**SEITENAUSZUG**
------------------------------------------------------------
Schnurrendes Kammerkätzchen und ein Hengst im Bett

Da das bürgerliche Publikum heute gesitteter ist, vielleicht kultivierter, jedenfalls aber brav aufmerksamer, haben die Macher der Kammeroper München radikal gekürzt. Und ehe man sich’s im Hubertussaal versieht, sind Arien vorbei und die Turbulenzen gehen weiter. Denn Mozarts „La finta semplice“, die „simple Finte“, ist hier weder musikalisch noch dramaturgisch einfach, dafür aber mitreißend und wirklich originell von Dominik Wilgenbus inszeniert.

In komischen Opern gibt es meist zur Herrschafts- eine Parallelhandlung auf Dienerebene. Die Galanterie der oberen Zehntausend verhindert, was im Volk derber verhandelt werden kann. Die Kammeroper-Version hat die Hausangestellten in Haustiere verwandelt.. Da schnurrt im Zofenkleidchen das Kammerkätzchen zweier altjüngferlicher Pensionsbetreiberinnen: mal auf stimmlich schönen Samtpfoten bis hinauf zu klaren Lustkoloraturen.

Sie (Leonor Amaral) versucht den Hengst (Clemens Joswig) des Galans im Stück mal zart, mal hart ins Ehebett zu kriegen. Er aber macht klar: Es geht ihm um Spaß, nicht um Heirat!

Diese unbürgerliche, sehr aktuelle Betrachtung von Beziehungsfragen ist ein Trumpf der Wilgenbus’schen frechen, deutschen Fassung, die statt Arien und Rezitativen auch echte Sprechtexte verlangt.

Fantastische Sing-Schauspieler

Und das ist eine Stärke: Alle Sänger sind fantastische Schauspieler. Der erste Akt endet in einer bunten Massenschlägerei, die kein klassischer Slapstick-Film besser hinbekommt. Wobei – bei allem Amüsement – die Regie niemals in Klamauk abdriftet.

Diese feine Linie nicht zu überschreiten, war auch deshalb eine Kunst, weil der Mozart-Goldoni’schen Verwechslungs-Liebes-Komödie noch weitere Irrungen-Wirrungen eingeimpft wurden. Während das Rokoko hohe Stimmen bevorzugte und oft Männerrollen mit Alt oder Sopran besetzte, hat sich der musikalische Bearbeiter Alexander Krampe dafür entschieden, die beiden alten Pensions-Schwestern mit jungen Männerstimmen zu besetzen, um so ein größeres Klangfarbenspektrum zu haben.
------------------------------------------------------------
**AUSGANGSMATERIAL**
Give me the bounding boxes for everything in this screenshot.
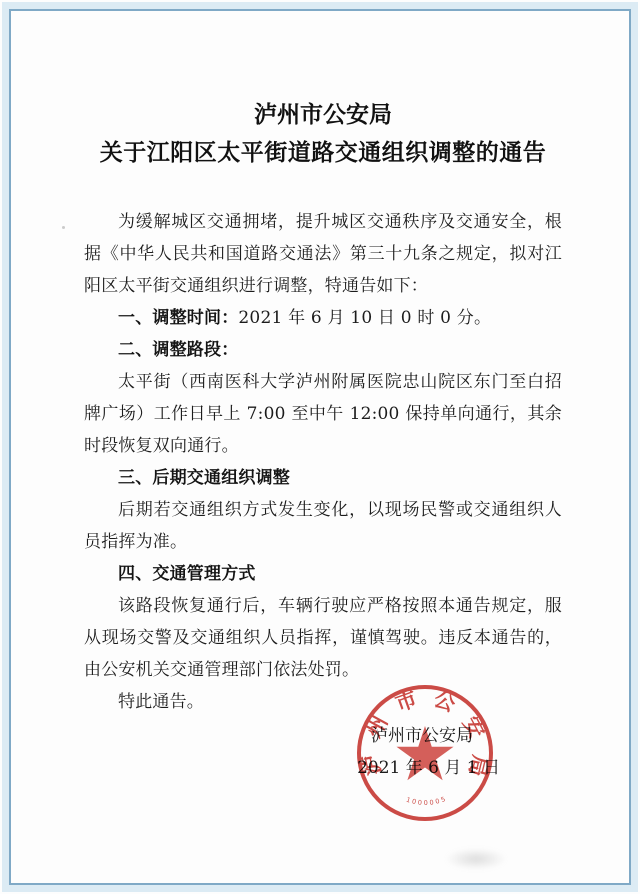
------------------------------------------------------------
**ZIELE**
1: Gib aus der Opernkritik den Abschnitt von „Diese feine Linie“ bis „Klangfarbenspektrum zu haben.“ wortgetreu wieder.
2: Stimmen diese Aussagen mit der Opernkritik überein? Antworte jeweils mit Ja oder Nein und zitiere die ausschlaggebenden Worte wörtlich.
(a) In der Version der Kammeroper wurden die Hausangestellten zu Haustieren.
(b) Der Hengst möchte das Kammerkätzchen heiraten.
(c) Die beiden alten Pensions-Schwestern werden mit Sopranstimmen besetzt.
3: Womit endet laut der Opernkritik der erste Akt?
Für die Bearbeitung ist das Material ohne Belang.

**ANTWORTEN**
1:
Diese feine Linie nicht zu überschreiten, war auch deshalb eine Kunst, weil der Mozart-Goldoni’schen Verwechslungs-Liebes-Komödie noch weitere Irrungen-Wirrungen eingeimpft wurden. Während das Rokoko hohe Stimmen bevorzugte und oft Männerrollen mit Alt oder Sopran besetzte, hat sich der musikalische Bearbeiter Alexander Krampe dafür entschieden, die beiden alten Pensions-Schwestern mit jungen Männerstimmen zu besetzen, um so ein größeres Klangfarbenspektrum zu haben.

2:
(a) Ja: „Die Kammeroper-Version hat die Hausangestellten in Haustiere verwandelt“
(b) Nein: „Es geht ihm um Spaß, nicht um Heirat!“
(c) Nein: „die beiden alten Pensions-Schwestern mit jungen Männerstimmen zu besetzen“

3: Mit einer bunten Massenschlägerei.